[Begin]

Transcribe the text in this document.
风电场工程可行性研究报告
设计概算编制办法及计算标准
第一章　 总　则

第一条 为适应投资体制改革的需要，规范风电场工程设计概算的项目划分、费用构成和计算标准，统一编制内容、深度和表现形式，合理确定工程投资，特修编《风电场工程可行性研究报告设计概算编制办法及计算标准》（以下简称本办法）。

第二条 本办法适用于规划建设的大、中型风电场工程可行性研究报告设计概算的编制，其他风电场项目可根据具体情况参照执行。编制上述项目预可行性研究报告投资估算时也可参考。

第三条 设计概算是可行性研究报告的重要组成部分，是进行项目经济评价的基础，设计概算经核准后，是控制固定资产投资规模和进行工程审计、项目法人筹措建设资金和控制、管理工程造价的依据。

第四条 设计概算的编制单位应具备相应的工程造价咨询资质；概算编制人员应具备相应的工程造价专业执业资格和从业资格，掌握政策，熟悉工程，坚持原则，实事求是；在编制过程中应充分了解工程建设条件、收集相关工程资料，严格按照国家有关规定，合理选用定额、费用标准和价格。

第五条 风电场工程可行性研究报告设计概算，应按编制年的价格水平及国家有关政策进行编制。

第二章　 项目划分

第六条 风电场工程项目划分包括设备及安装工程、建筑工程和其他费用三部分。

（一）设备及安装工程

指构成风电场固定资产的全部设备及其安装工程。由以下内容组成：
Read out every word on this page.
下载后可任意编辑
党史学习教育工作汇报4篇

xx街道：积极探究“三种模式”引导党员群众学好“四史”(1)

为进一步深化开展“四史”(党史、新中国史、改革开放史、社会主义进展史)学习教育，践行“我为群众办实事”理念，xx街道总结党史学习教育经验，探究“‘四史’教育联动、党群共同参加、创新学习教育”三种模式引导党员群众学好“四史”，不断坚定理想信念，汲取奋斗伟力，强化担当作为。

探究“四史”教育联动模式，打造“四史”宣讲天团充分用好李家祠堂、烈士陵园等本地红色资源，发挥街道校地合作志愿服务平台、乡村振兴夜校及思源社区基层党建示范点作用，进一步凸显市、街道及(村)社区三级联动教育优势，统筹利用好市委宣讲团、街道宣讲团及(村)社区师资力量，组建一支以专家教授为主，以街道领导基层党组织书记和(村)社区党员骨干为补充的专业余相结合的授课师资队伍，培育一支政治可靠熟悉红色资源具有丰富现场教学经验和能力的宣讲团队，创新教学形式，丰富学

[End]

Quote every line from the line containing "Read out every word on this page." through the closing line of the listing, including both.

# In response
Read out every word on this page.
下载后可任意编辑
党史学习教育工作汇报4篇

xx街道：积极探究“三种模式”引导党员群众学好“四史”(1)

为进一步深化开展“四史”(党史、新中国史、改革开放史、社会主义进展史)学习教育，践行“我为群众办实事”理念，xx街道总结党史学习教育经验，探究“‘四史’教育联动、党群共同参加、创新学习教育”三种模式引导党员群众学好“四史”，不断坚定理想信念，汲取奋斗伟力，强化担当作为。

探究“四史”教育联动模式，打造“四史”宣讲天团充分用好李家祠堂、烈士陵园等本地红色资源，发挥街道校地合作志愿服务平台、乡村振兴夜校及思源社区基层党建示范点作用，进一步凸显市、街道及(村)社区三级联动教育优势，统筹利用好市委宣讲团、街道宣讲团及(村)社区师资力量，组建一支以专家教授为主，以街道领导基层党组织书记和(村)社区党员骨干为补充的专业余相结合的授课师资队伍，培育一支政治可靠熟悉红色资源具有丰富现场教学经验和能力的宣讲团队，创新教学形式，丰富学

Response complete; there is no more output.